GIVEN INSTRUCTION: All the data should be repeated exactly. Any image in it is left out.

:: DATA SHOWN ::

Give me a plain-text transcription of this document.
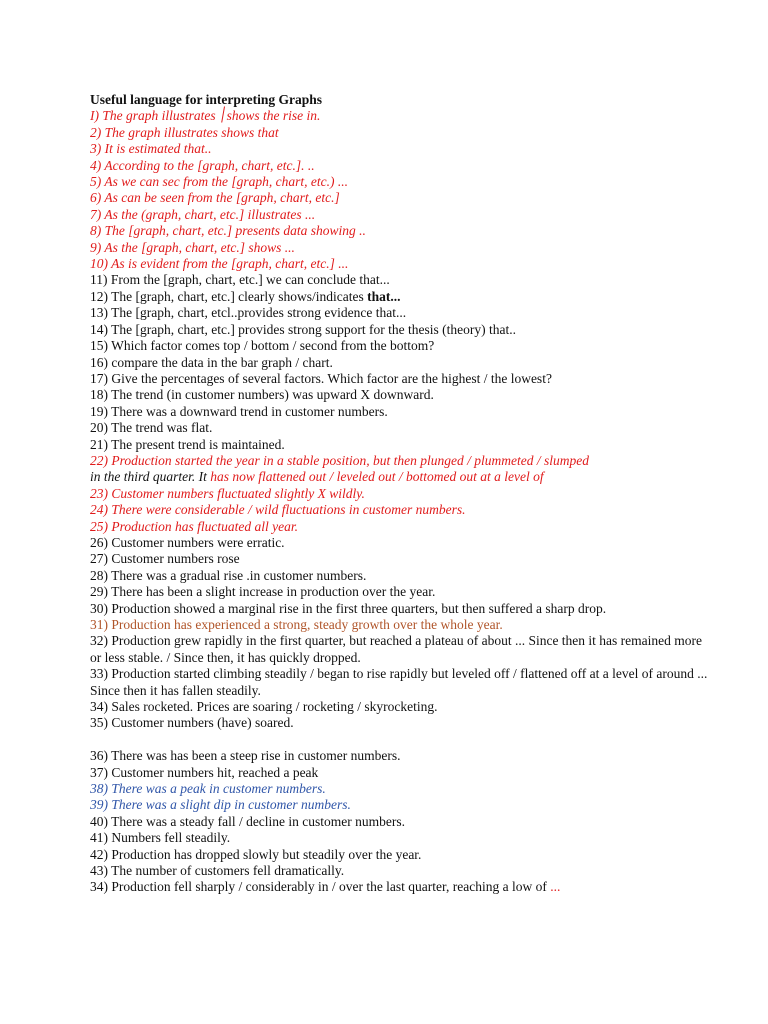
Useful language for interpreting Graphs

I) The graph illustrates ׀shows the rise in.

2) The graph illustrates shows that

3) It is estimated that..

4) According to the [graph, chart, etc.]. ..

5) As we can sec from the [graph, chart, etc.) ...

6) As can be seen from the [graph, chart, etc.]

7) As the (graph, chart, etc.] illustrates ...

8) The [graph, chart, etc.] presents data showing ..

9) As the [graph, chart, etc.] shows ...

10) As is evident from the [graph, chart, etc.] ...

11) From the [graph, chart, etc.] we can conclude that...

12) The [graph, chart, etc.] clearly shows/indicates that...

13) The [graph, chart, etcl..provides strong evidence that...

14) The [graph, chart, etc.] provides strong support for the thesis (theory) that..

15) Which factor comes top / bottom / second from the bottom?

16) compare the data in the bar graph / chart.

17) Give the percentages of several factors. Which factor are the highest / the lowest?

18) The trend (in customer numbers) was upward X downward.

19) There was a downward trend in customer numbers.

20) The trend was flat.

21) The present trend is maintained.

22) Production started the year in a stable position, but then plunged / plummeted / slumped

in the third quarter. It has now flattened out / leveled out / bottomed out at a level of

23) Customer numbers fluctuated slightly X wildly.

24) There were considerable / wild fluctuations in customer numbers.

25) Production has fluctuated all year.

26) Customer numbers were erratic.

27) Customer numbers rose

28) There was a gradual rise .in customer numbers.

29) There has been a slight increase in production over the year.

30) Production showed a marginal rise in the first three quarters, but then suffered a sharp drop.

31) Production has experienced a strong, steady growth over the whole year.

32) Production grew rapidly in the first quarter, but reached a plateau of about ... Since then it has remained more or less stable. / Since then, it has quickly dropped.

33) Production started climbing steadily / began to rise rapidly but leveled off / flattened off at a level of around ... Since then it has fallen steadily.

34) Sales rocketed. Prices are soaring / rocketing / skyrocketing.

35) Customer numbers (have) soared.

36) There was has been a steep rise in customer numbers.

37) Customer numbers hit, reached a peak

38) There was a peak in customer numbers.

39) There was a slight dip in customer numbers.

40) There was a steady fall / decline in customer numbers.

41) Numbers fell steadily.

42) Production has dropped slowly but steadily over the year.

43) The number of customers fell dramatically.

34) Production fell sharply / considerably in / over the last quarter, reaching a low of ...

:::

TASK ANSWER:
Give me a plain-text transcription of this document.
Useful language for interpreting Graphs

I) The graph illustrates ׀shows the rise in.

2) The graph illustrates shows that

3) It is estimated that..

4) According to the [graph, chart, etc.]. ..

5) As we can sec from the [graph, chart, etc.) ...

6) As can be seen from the [graph, chart, etc.]

7) As the (graph, chart, etc.] illustrates ...

8) The [graph, chart, etc.] presents data showing ..

9) As the [graph, chart, etc.] shows ...

10) As is evident from the [graph, chart, etc.] ...

11) From the [graph, chart, etc.] we can conclude that...

12) The [graph, chart, etc.] clearly shows/indicates that...

13) The [graph, chart, etcl..provides strong evidence that...

14) The [graph, chart, etc.] provides strong support for the thesis (theory) that..

15) Which factor comes top / bottom / second from the bottom?

16) compare the data in the bar graph / chart.

17) Give the percentages of several factors. Which factor are the highest / the lowest?

18) The trend (in customer numbers) was upward X downward.

19) There was a downward trend in customer numbers.

20) The trend was flat.

21) The present trend is maintained.

22) Production started the year in a stable position, but then plunged / plummeted / slumped

in the third quarter. It has now flattened out / leveled out / bottomed out at a level of

23) Customer numbers fluctuated slightly X wildly.

24) There were considerable / wild fluctuations in customer numbers.

25) Production has fluctuated all year.

26) Customer numbers were erratic.

27) Customer numbers rose

28) There was a gradual rise .in customer numbers.

29) There has been a slight increase in production over the year.

30) Production showed a marginal rise in the first three quarters, but then suffered a sharp drop.

31) Production has experienced a strong, steady growth over the whole year.

32) Production grew rapidly in the first quarter, but reached a plateau of about ... Since then it has remained more or less stable. / Since then, it has quickly dropped.

33) Production started climbing steadily / began to rise rapidly but leveled off / flattened off at a level of around ... Since then it has fallen steadily.

34) Sales rocketed. Prices are soaring / rocketing / skyrocketing.

35) Customer numbers (have) soared.

36) There was has been a steep rise in customer numbers.

37) Customer numbers hit, reached a peak

38) There was a peak in customer numbers.

39) There was a slight dip in customer numbers.

40) There was a steady fall / decline in customer numbers.

41) Numbers fell steadily.

42) Production has dropped slowly but steadily over the year.

43) The number of customers fell dramatically.

34) Production fell sharply / considerably in / over the last quarter, reaching a low of ...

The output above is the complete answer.